▸ THE REQUEST:
Look for the string "Queensland" in every line, and copy each line that has it.

******

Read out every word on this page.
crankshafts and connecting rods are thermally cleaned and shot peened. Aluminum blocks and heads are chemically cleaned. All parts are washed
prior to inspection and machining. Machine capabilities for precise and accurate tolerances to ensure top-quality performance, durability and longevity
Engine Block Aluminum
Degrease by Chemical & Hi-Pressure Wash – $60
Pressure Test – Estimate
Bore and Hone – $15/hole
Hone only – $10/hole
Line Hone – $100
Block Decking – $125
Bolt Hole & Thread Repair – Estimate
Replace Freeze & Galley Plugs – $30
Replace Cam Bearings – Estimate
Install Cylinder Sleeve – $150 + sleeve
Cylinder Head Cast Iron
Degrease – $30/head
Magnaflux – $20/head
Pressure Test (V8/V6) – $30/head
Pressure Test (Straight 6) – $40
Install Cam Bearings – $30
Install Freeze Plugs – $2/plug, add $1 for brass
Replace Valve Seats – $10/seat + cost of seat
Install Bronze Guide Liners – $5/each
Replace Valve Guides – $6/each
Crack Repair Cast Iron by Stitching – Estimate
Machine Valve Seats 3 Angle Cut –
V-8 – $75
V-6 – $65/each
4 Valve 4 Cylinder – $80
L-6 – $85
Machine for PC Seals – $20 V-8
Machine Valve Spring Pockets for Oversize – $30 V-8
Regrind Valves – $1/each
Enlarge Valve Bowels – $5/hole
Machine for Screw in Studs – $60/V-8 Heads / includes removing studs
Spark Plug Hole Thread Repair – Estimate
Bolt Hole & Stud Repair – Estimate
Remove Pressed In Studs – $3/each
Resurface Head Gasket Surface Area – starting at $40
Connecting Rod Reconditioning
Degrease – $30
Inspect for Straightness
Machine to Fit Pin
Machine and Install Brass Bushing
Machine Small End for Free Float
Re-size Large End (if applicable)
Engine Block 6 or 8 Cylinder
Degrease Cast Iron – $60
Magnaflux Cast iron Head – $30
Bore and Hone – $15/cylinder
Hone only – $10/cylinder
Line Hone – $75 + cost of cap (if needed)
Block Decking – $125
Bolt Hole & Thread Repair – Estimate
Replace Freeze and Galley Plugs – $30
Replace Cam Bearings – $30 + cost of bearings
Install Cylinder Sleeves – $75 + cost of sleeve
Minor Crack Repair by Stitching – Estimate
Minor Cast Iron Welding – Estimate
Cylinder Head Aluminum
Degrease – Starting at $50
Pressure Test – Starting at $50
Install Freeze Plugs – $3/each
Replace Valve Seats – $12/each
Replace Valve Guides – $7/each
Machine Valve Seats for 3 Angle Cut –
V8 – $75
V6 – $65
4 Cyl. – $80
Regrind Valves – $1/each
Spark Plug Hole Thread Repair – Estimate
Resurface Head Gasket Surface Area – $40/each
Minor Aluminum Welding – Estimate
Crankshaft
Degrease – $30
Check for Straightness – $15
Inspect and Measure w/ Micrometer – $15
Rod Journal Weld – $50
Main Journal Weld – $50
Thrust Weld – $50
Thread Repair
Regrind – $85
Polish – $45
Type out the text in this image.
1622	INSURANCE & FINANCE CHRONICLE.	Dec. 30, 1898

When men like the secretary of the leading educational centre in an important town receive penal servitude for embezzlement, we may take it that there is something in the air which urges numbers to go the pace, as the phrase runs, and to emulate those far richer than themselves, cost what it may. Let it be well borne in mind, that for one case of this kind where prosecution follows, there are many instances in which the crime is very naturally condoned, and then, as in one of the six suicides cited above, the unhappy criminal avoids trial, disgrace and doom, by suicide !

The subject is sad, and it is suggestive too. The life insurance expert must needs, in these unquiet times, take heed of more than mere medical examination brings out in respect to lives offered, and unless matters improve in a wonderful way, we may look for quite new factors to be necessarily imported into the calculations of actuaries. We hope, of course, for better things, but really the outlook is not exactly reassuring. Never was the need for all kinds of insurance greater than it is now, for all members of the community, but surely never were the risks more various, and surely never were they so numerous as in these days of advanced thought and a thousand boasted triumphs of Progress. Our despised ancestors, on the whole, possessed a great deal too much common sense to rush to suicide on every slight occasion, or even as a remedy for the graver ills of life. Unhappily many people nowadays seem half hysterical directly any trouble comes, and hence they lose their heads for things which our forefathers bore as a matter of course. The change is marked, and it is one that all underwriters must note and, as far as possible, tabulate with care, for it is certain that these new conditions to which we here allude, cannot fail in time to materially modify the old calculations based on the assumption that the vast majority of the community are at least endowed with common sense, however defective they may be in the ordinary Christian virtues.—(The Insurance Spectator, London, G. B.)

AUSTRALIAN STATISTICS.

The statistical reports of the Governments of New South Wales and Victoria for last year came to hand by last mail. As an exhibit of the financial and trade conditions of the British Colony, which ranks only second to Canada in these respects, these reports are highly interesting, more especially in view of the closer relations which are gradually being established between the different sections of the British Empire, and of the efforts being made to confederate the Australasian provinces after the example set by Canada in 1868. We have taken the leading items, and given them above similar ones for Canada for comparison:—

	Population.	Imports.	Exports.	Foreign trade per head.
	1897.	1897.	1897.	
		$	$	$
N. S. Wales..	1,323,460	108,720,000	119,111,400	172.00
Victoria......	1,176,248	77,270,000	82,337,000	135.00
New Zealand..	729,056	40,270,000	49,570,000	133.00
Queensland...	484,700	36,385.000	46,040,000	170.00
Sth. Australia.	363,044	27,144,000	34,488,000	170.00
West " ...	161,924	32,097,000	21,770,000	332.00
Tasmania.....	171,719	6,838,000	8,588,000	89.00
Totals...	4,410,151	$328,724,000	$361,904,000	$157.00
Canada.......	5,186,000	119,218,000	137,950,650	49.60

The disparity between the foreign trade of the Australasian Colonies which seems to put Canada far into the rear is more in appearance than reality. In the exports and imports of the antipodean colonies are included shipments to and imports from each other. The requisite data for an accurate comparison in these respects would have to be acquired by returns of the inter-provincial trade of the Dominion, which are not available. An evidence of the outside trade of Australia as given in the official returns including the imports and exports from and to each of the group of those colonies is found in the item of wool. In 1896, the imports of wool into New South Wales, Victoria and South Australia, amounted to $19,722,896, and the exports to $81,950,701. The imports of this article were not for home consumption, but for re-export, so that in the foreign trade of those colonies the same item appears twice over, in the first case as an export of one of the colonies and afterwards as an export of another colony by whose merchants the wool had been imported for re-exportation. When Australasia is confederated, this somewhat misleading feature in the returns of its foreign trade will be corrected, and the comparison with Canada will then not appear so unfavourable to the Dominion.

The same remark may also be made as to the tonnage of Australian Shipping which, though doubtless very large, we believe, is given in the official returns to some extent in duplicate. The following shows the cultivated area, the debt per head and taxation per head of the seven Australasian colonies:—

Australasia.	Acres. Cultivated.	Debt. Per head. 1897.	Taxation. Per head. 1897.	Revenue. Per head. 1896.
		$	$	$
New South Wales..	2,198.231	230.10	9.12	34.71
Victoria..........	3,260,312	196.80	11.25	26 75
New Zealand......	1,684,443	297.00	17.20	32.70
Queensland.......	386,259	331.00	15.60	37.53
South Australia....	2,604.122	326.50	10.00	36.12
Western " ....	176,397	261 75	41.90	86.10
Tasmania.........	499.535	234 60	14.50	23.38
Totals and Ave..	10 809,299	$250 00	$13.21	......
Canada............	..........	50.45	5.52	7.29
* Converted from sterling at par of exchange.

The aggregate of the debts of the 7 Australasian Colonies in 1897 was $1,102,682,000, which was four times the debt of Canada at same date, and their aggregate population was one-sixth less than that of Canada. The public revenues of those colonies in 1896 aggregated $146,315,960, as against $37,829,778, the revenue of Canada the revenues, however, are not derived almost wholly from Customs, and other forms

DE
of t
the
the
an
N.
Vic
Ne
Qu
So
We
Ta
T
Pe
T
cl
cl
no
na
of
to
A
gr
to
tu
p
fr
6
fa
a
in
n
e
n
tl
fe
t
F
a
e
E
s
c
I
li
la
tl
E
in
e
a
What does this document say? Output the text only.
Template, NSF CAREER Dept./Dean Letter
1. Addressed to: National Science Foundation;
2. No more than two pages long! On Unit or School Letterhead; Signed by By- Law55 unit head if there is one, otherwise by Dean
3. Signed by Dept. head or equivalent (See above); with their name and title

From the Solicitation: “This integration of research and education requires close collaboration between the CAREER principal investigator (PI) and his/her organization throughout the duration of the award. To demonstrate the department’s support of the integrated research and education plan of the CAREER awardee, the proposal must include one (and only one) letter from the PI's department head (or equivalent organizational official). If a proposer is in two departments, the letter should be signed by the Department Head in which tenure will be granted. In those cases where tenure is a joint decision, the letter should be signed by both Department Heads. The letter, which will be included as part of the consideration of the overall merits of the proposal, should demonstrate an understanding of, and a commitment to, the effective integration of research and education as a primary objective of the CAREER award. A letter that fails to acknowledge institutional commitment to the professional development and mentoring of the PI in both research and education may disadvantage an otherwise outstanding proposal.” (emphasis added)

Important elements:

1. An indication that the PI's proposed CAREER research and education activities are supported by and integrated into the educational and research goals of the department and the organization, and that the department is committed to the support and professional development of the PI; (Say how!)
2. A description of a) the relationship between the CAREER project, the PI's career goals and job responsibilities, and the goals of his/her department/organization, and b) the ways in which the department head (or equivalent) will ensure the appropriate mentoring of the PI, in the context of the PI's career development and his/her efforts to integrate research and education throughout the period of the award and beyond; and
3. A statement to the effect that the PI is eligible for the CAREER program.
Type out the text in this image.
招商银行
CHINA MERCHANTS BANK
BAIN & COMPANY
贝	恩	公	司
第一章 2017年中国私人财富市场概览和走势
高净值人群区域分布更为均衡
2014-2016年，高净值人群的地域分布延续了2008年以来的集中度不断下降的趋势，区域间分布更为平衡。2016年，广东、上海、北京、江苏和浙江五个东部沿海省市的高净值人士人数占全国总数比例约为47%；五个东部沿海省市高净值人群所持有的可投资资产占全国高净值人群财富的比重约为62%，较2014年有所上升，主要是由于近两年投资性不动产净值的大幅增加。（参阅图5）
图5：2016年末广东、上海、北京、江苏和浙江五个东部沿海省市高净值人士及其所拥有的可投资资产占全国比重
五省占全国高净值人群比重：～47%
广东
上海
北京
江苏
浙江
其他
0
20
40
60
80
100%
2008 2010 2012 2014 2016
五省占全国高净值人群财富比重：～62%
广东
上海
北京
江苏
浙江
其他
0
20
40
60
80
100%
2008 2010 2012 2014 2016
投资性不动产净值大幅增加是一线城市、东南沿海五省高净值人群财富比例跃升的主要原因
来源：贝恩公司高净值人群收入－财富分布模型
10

******

▸ EXERCISE OUTPUT:
Queensland...	484,700	36,385.000	46,040,000	170.00
Queensland.......	386,259	331.00	15.60	37.53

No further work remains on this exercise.